**TASK INSTRUCTIONS**
Copy every line in which the string "rank" occurs.

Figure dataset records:
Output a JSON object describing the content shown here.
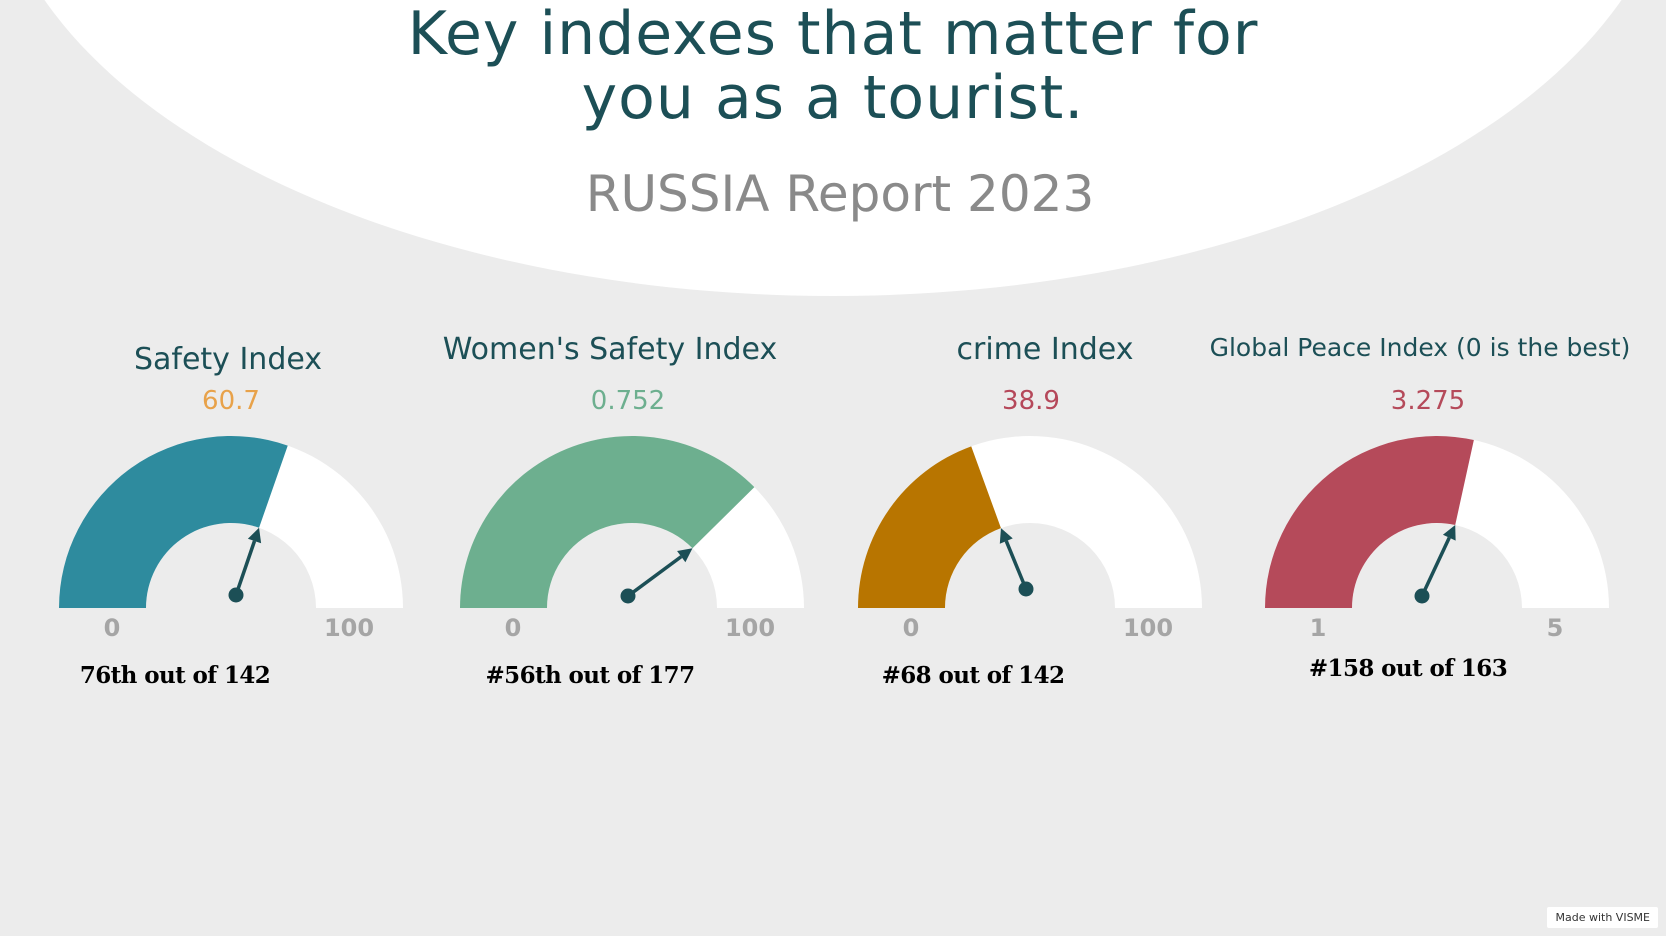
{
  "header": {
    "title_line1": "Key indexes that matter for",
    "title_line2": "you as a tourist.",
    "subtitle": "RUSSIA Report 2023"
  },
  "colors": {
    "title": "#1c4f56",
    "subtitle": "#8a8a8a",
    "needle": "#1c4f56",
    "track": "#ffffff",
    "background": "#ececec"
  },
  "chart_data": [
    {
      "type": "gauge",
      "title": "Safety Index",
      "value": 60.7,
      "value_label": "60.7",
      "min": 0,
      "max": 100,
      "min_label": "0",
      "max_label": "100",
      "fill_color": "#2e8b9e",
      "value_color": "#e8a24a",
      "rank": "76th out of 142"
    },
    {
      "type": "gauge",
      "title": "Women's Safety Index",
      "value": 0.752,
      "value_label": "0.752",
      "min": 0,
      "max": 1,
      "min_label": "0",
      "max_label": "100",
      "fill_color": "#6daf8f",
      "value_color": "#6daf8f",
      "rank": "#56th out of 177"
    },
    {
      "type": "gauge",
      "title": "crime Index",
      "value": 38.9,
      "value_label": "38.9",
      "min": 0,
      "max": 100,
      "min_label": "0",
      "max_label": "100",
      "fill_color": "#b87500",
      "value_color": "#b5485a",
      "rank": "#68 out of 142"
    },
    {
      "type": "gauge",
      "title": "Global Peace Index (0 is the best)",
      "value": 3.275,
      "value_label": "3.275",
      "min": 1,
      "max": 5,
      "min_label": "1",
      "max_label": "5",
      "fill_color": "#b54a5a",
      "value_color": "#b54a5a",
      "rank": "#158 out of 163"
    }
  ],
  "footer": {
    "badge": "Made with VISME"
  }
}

**EXPECTED ANSWER**
      "rank": "76th out of 142"
      "rank": "#56th out of 177"
      "rank": "#68 out of 142"
      "rank": "#158 out of 163"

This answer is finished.